▶ _What to produce_:
Take each line containing the word "Learning" and copy it.

▶ _Recorded information_:
/---

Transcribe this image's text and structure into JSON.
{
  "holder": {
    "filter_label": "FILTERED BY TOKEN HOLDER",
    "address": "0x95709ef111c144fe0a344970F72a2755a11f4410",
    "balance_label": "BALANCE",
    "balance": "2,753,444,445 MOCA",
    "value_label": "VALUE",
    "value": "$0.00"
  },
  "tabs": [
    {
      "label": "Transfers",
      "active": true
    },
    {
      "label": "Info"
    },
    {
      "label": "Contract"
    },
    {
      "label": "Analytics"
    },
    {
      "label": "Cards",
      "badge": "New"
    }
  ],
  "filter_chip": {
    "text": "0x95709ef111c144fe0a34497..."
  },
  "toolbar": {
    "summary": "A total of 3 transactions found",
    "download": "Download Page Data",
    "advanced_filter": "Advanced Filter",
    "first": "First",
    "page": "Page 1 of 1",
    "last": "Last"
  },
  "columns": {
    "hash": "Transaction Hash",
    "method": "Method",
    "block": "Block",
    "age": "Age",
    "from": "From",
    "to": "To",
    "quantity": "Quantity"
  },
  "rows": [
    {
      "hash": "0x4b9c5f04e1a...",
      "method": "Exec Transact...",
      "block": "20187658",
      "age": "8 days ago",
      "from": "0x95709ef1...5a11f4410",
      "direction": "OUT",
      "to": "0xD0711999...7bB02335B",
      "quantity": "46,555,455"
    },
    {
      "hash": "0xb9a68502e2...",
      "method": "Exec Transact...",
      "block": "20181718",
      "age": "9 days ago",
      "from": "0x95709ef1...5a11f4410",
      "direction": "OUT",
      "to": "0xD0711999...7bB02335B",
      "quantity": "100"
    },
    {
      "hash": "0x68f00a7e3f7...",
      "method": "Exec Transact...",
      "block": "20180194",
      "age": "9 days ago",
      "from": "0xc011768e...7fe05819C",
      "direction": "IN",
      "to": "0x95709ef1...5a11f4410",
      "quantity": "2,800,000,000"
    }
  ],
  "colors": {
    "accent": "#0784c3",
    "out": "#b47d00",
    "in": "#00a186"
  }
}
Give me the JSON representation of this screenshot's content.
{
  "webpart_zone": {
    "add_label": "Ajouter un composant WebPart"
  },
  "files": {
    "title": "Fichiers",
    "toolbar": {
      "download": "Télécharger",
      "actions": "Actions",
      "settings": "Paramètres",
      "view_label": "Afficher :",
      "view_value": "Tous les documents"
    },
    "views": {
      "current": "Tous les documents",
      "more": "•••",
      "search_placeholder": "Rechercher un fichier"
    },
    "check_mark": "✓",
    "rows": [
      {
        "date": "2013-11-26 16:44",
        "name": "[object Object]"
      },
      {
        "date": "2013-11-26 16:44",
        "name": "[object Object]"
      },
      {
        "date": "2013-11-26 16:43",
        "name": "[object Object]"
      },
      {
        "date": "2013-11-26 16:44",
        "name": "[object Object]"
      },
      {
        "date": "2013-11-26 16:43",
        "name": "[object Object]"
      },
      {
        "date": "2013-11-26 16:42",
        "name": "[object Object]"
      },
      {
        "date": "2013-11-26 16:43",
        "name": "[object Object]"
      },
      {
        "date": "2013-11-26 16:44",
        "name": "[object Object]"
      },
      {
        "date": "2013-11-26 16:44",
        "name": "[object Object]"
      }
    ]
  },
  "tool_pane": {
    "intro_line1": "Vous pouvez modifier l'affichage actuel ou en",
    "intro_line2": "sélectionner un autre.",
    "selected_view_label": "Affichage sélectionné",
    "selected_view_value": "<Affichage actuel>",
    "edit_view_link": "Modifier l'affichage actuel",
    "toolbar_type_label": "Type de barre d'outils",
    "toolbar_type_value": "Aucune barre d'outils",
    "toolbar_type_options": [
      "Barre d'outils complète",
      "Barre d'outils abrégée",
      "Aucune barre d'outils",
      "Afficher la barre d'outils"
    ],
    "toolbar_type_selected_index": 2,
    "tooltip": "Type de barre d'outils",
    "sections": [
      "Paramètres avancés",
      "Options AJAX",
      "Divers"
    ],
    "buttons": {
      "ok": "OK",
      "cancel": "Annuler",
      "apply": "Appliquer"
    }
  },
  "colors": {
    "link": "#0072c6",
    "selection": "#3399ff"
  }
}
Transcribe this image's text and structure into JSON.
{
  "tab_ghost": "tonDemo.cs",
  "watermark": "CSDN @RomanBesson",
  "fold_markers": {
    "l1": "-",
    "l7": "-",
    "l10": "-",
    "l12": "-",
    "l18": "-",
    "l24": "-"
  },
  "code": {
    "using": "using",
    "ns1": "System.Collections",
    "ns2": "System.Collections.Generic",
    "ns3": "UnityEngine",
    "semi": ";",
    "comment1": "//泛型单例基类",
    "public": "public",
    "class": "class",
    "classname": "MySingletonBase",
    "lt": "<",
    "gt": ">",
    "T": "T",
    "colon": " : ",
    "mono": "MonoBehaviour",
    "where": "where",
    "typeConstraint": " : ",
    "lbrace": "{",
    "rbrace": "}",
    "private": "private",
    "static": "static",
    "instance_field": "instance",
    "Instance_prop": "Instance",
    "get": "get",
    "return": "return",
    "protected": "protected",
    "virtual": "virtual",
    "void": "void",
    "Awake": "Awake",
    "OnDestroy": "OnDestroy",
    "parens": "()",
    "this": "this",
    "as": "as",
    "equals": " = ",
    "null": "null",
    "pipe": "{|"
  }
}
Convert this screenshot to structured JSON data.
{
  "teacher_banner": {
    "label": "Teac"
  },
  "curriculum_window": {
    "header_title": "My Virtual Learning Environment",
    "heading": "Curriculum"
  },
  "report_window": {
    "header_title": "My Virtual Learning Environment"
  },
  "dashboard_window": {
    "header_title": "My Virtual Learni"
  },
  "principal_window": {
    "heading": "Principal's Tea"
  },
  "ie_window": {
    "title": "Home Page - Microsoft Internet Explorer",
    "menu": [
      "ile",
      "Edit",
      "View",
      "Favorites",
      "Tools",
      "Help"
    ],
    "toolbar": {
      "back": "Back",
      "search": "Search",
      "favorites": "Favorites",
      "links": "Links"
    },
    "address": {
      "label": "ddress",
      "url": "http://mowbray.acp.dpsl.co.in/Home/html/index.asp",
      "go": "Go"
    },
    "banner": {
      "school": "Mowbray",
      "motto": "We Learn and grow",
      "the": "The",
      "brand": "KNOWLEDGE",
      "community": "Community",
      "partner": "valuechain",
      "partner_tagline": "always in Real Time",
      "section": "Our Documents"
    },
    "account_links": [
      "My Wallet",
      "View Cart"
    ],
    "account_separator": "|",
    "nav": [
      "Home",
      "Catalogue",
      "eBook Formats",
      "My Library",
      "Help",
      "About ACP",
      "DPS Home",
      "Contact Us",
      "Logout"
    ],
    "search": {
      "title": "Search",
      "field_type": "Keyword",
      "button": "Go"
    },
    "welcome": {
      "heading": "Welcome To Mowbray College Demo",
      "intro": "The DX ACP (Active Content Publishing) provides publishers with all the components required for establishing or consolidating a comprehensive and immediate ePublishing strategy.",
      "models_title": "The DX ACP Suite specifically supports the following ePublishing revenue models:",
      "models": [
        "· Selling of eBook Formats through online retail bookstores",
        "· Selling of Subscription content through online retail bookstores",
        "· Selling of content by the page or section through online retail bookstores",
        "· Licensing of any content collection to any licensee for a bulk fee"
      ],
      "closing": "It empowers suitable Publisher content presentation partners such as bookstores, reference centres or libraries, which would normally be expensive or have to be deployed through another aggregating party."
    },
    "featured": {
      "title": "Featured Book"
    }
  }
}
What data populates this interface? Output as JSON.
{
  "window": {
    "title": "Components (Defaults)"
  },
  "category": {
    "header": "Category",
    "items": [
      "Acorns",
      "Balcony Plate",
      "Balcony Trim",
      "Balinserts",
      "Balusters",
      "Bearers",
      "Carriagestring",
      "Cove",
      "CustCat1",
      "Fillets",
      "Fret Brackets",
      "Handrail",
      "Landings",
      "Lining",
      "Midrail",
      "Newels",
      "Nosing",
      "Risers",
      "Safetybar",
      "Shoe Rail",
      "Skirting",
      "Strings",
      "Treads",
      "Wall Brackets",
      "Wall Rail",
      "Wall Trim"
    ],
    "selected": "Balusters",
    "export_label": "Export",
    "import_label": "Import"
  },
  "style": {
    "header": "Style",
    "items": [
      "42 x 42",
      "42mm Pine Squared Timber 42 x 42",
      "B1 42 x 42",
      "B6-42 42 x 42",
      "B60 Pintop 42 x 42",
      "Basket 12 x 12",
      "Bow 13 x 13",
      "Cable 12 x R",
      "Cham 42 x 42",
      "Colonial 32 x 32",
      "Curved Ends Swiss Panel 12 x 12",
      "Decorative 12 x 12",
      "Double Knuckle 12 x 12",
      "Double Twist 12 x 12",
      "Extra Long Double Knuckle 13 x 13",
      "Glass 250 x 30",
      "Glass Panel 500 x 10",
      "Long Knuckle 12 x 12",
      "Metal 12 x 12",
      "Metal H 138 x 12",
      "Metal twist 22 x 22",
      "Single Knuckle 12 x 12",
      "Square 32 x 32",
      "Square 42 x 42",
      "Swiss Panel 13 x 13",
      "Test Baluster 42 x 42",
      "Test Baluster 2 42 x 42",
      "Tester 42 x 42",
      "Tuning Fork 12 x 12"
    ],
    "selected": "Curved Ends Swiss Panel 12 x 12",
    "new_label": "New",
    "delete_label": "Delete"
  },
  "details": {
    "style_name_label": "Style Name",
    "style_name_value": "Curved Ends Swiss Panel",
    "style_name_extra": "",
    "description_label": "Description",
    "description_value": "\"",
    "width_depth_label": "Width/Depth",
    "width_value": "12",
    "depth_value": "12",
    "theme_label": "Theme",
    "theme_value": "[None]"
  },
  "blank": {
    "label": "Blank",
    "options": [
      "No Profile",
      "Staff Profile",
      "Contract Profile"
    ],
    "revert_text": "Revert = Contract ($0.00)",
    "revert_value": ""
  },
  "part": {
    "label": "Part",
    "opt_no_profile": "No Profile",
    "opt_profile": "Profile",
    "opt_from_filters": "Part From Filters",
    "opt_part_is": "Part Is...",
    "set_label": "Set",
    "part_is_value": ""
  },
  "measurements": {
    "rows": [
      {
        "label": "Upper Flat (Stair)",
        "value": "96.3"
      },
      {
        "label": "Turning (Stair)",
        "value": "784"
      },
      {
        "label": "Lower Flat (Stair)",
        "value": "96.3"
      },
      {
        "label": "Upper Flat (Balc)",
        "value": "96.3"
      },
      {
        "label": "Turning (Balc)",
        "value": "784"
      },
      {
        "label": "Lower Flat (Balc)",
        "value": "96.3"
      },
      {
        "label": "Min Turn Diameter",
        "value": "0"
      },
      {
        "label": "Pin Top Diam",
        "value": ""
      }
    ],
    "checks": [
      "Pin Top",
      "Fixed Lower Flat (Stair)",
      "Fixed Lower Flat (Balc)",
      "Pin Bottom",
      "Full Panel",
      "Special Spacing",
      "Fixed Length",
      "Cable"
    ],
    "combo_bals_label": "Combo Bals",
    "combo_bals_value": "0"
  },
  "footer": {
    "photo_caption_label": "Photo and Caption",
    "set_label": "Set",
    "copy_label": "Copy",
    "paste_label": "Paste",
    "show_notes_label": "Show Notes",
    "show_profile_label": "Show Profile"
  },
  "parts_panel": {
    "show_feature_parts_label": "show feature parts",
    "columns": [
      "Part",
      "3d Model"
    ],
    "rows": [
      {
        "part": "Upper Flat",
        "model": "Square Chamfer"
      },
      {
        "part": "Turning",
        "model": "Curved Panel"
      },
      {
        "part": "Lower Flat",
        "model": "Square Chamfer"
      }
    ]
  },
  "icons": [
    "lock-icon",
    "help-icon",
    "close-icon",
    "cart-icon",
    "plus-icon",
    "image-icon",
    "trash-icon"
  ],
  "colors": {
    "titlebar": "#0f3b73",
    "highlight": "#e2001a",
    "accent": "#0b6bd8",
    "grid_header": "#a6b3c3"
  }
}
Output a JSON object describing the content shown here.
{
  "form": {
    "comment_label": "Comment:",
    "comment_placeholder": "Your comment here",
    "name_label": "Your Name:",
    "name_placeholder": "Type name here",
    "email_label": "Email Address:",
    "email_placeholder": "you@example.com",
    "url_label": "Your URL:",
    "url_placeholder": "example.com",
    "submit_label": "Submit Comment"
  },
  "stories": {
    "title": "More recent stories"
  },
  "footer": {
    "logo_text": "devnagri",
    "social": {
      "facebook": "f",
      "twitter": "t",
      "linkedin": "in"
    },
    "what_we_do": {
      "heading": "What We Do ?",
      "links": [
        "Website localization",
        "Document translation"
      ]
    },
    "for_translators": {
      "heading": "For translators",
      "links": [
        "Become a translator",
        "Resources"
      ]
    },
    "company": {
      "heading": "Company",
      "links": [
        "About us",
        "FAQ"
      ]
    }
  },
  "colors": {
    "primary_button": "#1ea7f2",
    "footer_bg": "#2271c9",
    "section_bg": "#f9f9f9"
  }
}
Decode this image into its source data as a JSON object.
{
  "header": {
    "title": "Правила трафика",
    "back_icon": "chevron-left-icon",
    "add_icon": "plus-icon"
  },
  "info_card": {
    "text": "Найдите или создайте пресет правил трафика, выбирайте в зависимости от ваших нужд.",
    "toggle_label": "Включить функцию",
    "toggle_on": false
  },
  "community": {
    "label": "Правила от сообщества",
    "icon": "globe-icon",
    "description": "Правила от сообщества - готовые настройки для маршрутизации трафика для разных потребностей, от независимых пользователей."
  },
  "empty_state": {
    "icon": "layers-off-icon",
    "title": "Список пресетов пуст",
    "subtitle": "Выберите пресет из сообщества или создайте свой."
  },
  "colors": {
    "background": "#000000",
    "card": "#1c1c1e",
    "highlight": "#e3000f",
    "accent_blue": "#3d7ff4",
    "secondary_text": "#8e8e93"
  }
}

\---

▶ _Expected answer_:
    "header_title": "My Virtual Learning Environment",
    "header_title": "My Virtual Learning Environment"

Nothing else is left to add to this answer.